* _Given exercise_: Here are some entries; quote each one exactly.

* * * * * * *

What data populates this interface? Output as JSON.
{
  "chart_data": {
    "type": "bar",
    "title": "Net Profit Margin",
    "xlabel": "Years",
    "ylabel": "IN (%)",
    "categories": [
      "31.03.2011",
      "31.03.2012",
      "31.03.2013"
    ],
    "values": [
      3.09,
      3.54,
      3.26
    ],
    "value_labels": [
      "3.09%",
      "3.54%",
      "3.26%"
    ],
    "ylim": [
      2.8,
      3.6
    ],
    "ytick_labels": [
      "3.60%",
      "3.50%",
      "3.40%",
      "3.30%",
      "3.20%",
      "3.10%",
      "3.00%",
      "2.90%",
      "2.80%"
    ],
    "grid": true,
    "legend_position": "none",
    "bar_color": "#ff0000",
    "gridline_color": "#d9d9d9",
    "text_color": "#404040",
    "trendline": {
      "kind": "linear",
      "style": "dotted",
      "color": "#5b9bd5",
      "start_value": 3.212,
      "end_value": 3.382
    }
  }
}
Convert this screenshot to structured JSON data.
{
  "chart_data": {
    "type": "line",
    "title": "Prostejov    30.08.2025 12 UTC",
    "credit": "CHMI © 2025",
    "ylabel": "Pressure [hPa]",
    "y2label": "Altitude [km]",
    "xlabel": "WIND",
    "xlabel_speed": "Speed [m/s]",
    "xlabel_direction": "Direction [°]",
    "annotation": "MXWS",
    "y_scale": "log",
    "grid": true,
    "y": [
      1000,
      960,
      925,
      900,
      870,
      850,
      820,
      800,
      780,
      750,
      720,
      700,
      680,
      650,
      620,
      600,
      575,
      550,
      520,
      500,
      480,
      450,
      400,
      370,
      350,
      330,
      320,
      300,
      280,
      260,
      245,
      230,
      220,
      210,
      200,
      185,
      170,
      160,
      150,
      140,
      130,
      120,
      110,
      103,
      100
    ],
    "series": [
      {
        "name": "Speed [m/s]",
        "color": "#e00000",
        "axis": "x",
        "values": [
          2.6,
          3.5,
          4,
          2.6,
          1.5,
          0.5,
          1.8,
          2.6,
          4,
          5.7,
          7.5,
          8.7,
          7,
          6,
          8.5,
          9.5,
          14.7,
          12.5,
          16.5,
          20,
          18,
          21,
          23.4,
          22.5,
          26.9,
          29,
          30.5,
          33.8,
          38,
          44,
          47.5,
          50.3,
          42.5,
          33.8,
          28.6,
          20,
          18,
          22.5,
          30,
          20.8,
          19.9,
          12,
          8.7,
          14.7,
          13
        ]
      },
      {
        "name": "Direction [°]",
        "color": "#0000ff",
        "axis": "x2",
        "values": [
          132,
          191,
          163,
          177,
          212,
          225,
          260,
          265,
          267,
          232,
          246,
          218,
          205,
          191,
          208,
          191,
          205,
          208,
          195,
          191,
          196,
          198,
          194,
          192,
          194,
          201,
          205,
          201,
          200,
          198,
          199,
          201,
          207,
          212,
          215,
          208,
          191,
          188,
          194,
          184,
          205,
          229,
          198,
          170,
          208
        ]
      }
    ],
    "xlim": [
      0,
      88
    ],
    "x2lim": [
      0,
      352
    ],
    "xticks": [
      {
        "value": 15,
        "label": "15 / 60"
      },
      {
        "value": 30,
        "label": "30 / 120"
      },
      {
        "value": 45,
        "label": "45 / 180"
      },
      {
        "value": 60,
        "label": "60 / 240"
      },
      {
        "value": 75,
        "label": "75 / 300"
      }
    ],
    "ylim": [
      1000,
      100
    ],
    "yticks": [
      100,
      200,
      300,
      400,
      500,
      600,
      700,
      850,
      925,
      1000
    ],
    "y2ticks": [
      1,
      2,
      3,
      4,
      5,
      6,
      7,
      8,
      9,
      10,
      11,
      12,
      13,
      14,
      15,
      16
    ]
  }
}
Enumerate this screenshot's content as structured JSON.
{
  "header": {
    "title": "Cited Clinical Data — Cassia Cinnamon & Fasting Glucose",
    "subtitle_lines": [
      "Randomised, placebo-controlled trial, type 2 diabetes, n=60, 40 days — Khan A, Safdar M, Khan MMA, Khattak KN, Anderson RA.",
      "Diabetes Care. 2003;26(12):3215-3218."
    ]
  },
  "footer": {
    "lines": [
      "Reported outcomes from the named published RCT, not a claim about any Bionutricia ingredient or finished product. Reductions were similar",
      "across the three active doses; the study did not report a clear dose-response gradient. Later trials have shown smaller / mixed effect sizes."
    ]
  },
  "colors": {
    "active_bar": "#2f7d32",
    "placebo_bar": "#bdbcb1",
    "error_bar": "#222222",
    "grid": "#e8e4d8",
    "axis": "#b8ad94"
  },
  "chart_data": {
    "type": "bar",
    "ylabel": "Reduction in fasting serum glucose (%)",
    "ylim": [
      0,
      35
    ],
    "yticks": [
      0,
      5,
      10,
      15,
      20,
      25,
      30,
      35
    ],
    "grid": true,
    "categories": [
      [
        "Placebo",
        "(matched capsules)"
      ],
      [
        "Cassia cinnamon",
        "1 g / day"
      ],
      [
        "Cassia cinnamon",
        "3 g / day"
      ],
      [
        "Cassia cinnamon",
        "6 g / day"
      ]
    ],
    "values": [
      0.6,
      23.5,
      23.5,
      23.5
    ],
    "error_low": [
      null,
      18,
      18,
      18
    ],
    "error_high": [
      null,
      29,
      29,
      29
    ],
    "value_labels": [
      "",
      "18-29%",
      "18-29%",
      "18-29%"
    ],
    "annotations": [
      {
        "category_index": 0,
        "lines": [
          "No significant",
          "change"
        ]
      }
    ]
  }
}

* * * * * * *

* _Response to this task_:
What data populates this interface? Output as JSON.
{
  "chart_data": {
    "type": "bar",
    "title": "Net Profit Margin",
    "xlabel": "Years",
    "ylabel": "IN (%)",
    "categories": [
      "31.03.2011",
      "31.03.2012",
      "31.03.2013"
    ],
    "values": [
      3.09,
      3.54,
      3.26
    ],
    "value_labels": [
      "3.09%",
      "3.54%",
      "3.26%"
    ],
    "ylim": [
      2.8,
      3.6
    ],
    "ytick_labels": [
      "3.60%",
      "3.50%",
      "3.40%",
      "3.30%",
      "3.20%",
      "3.10%",
      "3.00%",
      "2.90%",
      "2.80%"
    ],
    "grid": true,
    "legend_position": "none",
    "bar_color": "#ff0000",
    "gridline_color": "#d9d9d9",
    "text_color": "#404040",
    "trendline": {
      "kind": "linear",
      "style": "dotted",
      "color": "#5b9bd5",
      "start_value": 3.212,
      "end_value": 3.382
    }
  }
}
Convert this screenshot to structured JSON data.
{
  "chart_data": {
    "type": "line",
    "title": "Prostejov    30.08.2025 12 UTC",
    "credit": "CHMI © 2025",
    "ylabel": "Pressure [hPa]",
    "y2label": "Altitude [km]",
    "xlabel": "WIND",
    "xlabel_speed": "Speed [m/s]",
    "xlabel_direction": "Direction [°]",
    "annotation": "MXWS",
    "y_scale": "log",
    "grid": true,
    "y": [
      1000,
      960,
      925,
      900,
      870,
      850,
      820,
      800,
      780,
      750,
      720,
      700,
      680,
      650,
      620,
      600,
      575,
      550,
      520,
      500,
      480,
      450,
      400,
      370,
      350,
      330,
      320,
      300,
      280,
      260,
      245,
      230,
      220,
      210,
      200,
      185,
      170,
      160,
      150,
      140,
      130,
      120,
      110,
      103,
      100
    ],
    "series": [
      {
        "name": "Speed [m/s]",
        "color": "#e00000",
        "axis": "x",
        "values": [
          2.6,
          3.5,
          4,
          2.6,
          1.5,
          0.5,
          1.8,
          2.6,
          4,
          5.7,
          7.5,
          8.7,
          7,
          6,
          8.5,
          9.5,
          14.7,
          12.5,
          16.5,
          20,
          18,
          21,
          23.4,
          22.5,
          26.9,
          29,
          30.5,
          33.8,
          38,
          44,
          47.5,
          50.3,
          42.5,
          33.8,
          28.6,
          20,
          18,
          22.5,
          30,
          20.8,
          19.9,
          12,
          8.7,
          14.7,
          13
        ]
      },
      {
        "name": "Direction [°]",
        "color": "#0000ff",
        "axis": "x2",
        "values": [
          132,
          191,
          163,
          177,
          212,
          225,
          260,
          265,
          267,
          232,
          246,
          218,
          205,
          191,
          208,
          191,
          205,
          208,
          195,
          191,
          196,
          198,
          194,
          192,
          194,
          201,
          205,
          201,
          200,
          198,
          199,
          201,
          207,
          212,
          215,
          208,
          191,
          188,
          194,
          184,
          205,
          229,
          198,
          170,
          208
        ]
      }
    ],
    "xlim": [
      0,
      88
    ],
    "x2lim": [
      0,
      352
    ],
    "xticks": [
      {
        "value": 15,
        "label": "15 / 60"
      },
      {
        "value": 30,
        "label": "30 / 120"
      },
      {
        "value": 45,
        "label": "45 / 180"
      },
      {
        "value": 60,
        "label": "60 / 240"
      },
      {
        "value": 75,
        "label": "75 / 300"
      }
    ],
    "ylim": [
      1000,
      100
    ],
    "yticks": [
      100,
      200,
      300,
      400,
      500,
      600,
      700,
      850,
      925,
      1000
    ],
    "y2ticks": [
      1,
      2,
      3,
      4,
      5,
      6,
      7,
      8,
      9,
      10,
      11,
      12,
      13,
      14,
      15,
      16
    ]
  }
}
Enumerate this screenshot's content as structured JSON.
{
  "header": {
    "title": "Cited Clinical Data — Cassia Cinnamon & Fasting Glucose",
    "subtitle_lines": [
      "Randomised, placebo-controlled trial, type 2 diabetes, n=60, 40 days — Khan A, Safdar M, Khan MMA, Khattak KN, Anderson RA.",
      "Diabetes Care. 2003;26(12):3215-3218."
    ]
  },
  "footer": {
    "lines": [
      "Reported outcomes from the named published RCT, not a claim about any Bionutricia ingredient or finished product. Reductions were similar",
      "across the three active doses; the study did not report a clear dose-response gradient. Later trials have shown smaller / mixed effect sizes."
    ]
  },
  "colors": {
    "active_bar": "#2f7d32",
    "placebo_bar": "#bdbcb1",
    "error_bar": "#222222",
    "grid": "#e8e4d8",
    "axis": "#b8ad94"
  },
  "chart_data": {
    "type": "bar",
    "ylabel": "Reduction in fasting serum glucose (%)",
    "ylim": [
      0,
      35
    ],
    "yticks": [
      0,
      5,
      10,
      15,
      20,
      25,
      30,
      35
    ],
    "grid": true,
    "categories": [
      [
        "Placebo",
        "(matched capsules)"
      ],
      [
        "Cassia cinnamon",
        "1 g / day"
      ],
      [
        "Cassia cinnamon",
        "3 g / day"
      ],
      [
        "Cassia cinnamon",
        "6 g / day"
      ]
    ],
    "values": [
      0.6,
      23.5,
      23.5,
      23.5
    ],
    "error_low": [
      null,
      18,
      18,
      18
    ],
    "error_high": [
      null,
      29,
      29,
      29
    ],
    "value_labels": [
      "",
      "18-29%",
      "18-29%",
      "18-29%"
    ],
    "annotations": [
      {
        "category_index": 0,
        "lines": [
          "No significant",
          "change"
        ]
      }
    ]
  }
}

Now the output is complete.